━━ Extracted data

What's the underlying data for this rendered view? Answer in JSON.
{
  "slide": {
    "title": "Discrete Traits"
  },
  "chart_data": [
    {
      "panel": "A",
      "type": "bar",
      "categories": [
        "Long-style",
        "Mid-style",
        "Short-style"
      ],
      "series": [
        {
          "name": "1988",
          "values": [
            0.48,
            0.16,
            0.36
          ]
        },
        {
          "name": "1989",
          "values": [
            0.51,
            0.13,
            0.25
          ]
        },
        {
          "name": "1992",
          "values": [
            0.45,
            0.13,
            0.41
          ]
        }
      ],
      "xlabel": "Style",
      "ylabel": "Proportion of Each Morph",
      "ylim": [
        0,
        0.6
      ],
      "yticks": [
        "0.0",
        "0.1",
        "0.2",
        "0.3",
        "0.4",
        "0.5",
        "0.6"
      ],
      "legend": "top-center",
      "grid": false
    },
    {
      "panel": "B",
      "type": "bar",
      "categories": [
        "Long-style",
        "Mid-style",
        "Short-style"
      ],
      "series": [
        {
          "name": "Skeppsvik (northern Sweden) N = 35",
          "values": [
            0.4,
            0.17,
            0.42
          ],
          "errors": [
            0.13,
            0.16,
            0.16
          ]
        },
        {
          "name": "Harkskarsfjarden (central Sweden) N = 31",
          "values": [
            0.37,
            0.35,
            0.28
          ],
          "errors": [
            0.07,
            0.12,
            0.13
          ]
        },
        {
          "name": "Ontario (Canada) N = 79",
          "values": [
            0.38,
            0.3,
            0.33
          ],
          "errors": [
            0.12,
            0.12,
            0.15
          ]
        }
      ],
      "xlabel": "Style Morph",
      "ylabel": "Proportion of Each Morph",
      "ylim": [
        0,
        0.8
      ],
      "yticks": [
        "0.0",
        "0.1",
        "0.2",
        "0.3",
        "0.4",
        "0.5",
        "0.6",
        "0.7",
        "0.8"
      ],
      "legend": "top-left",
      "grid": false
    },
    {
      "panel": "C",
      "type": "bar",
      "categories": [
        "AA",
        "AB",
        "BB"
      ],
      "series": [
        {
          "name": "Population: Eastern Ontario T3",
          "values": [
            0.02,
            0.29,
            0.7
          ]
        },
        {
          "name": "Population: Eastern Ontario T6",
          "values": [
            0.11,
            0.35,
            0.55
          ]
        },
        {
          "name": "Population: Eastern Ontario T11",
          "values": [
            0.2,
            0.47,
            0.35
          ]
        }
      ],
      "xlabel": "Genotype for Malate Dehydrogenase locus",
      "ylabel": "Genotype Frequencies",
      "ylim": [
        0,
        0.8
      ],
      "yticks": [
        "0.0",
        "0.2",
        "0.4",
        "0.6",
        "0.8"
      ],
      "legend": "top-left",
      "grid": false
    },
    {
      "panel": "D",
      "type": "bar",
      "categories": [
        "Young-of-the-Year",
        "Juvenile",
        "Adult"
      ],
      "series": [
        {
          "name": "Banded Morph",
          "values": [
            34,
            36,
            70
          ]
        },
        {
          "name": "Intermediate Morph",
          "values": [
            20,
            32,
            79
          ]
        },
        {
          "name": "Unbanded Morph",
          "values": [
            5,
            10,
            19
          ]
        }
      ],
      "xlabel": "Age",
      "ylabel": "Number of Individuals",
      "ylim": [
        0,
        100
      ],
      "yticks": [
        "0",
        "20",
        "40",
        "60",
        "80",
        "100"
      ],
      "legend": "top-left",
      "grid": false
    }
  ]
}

━━━━

What the task requires:
Type out the full listing again, exactly as given.

Solution:
What's the underlying data for this rendered view? Answer in JSON.
{
  "slide": {
    "title": "Discrete Traits"
  },
  "chart_data": [
    {
      "panel": "A",
      "type": "bar",
      "categories": [
        "Long-style",
        "Mid-style",
        "Short-style"
      ],
      "series": [
        {
          "name": "1988",
          "values": [
            0.48,
            0.16,
            0.36
          ]
        },
        {
          "name": "1989",
          "values": [
            0.51,
            0.13,
            0.25
          ]
        },
        {
          "name": "1992",
          "values": [
            0.45,
            0.13,
            0.41
          ]
        }
      ],
      "xlabel": "Style",
      "ylabel": "Proportion of Each Morph",
      "ylim": [
        0,
        0.6
      ],
      "yticks": [
        "0.0",
        "0.1",
        "0.2",
        "0.3",
        "0.4",
        "0.5",
        "0.6"
      ],
      "legend": "top-center",
      "grid": false
    },
    {
      "panel": "B",
      "type": "bar",
      "categories": [
        "Long-style",
        "Mid-style",
        "Short-style"
      ],
      "series": [
        {
          "name": "Skeppsvik (northern Sweden) N = 35",
          "values": [
            0.4,
            0.17,
            0.42
          ],
          "errors": [
            0.13,
            0.16,
            0.16
          ]
        },
        {
          "name": "Harkskarsfjarden (central Sweden) N = 31",
          "values": [
            0.37,
            0.35,
            0.28
          ],
          "errors": [
            0.07,
            0.12,
            0.13
          ]
        },
        {
          "name": "Ontario (Canada) N = 79",
          "values": [
            0.38,
            0.3,
            0.33
          ],
          "errors": [
            0.12,
            0.12,
            0.15
          ]
        }
      ],
      "xlabel": "Style Morph",
      "ylabel": "Proportion of Each Morph",
      "ylim": [
        0,
        0.8
      ],
      "yticks": [
        "0.0",
        "0.1",
        "0.2",
        "0.3",
        "0.4",
        "0.5",
        "0.6",
        "0.7",
        "0.8"
      ],
      "legend": "top-left",
      "grid": false
    },
    {
      "panel": "C",
      "type": "bar",
      "categories": [
        "AA",
        "AB",
        "BB"
      ],
      "series": [
        {
          "name": "Population: Eastern Ontario T3",
          "values": [
            0.02,
            0.29,
            0.7
          ]
        },
        {
          "name": "Population: Eastern Ontario T6",
          "values": [
            0.11,
            0.35,
            0.55
          ]
        },
        {
          "name": "Population: Eastern Ontario T11",
          "values": [
            0.2,
            0.47,
            0.35
          ]
        }
      ],
      "xlabel": "Genotype for Malate Dehydrogenase locus",
      "ylabel": "Genotype Frequencies",
      "ylim": [
        0,
        0.8
      ],
      "yticks": [
        "0.0",
        "0.2",
        "0.4",
        "0.6",
        "0.8"
      ],
      "legend": "top-left",
      "grid": false
    },
    {
      "panel": "D",
      "type": "bar",
      "categories": [
        "Young-of-the-Year",
        "Juvenile",
        "Adult"
      ],
      "series": [
        {
          "name": "Banded Morph",
          "values": [
            34,
            36,
            70
          ]
        },
        {
          "name": "Intermediate Morph",
          "values": [
            20,
            32,
            79
          ]
        },
        {
          "name": "Unbanded Morph",
          "values": [
            5,
            10,
            19
          ]
        }
      ],
      "xlabel": "Age",
      "ylabel": "Number of Individuals",
      "ylim": [
        0,
        100
      ],
      "yticks": [
        "0",
        "20",
        "40",
        "60",
        "80",
        "100"
      ],
      "legend": "top-left",
      "grid": false
    }
  ]
}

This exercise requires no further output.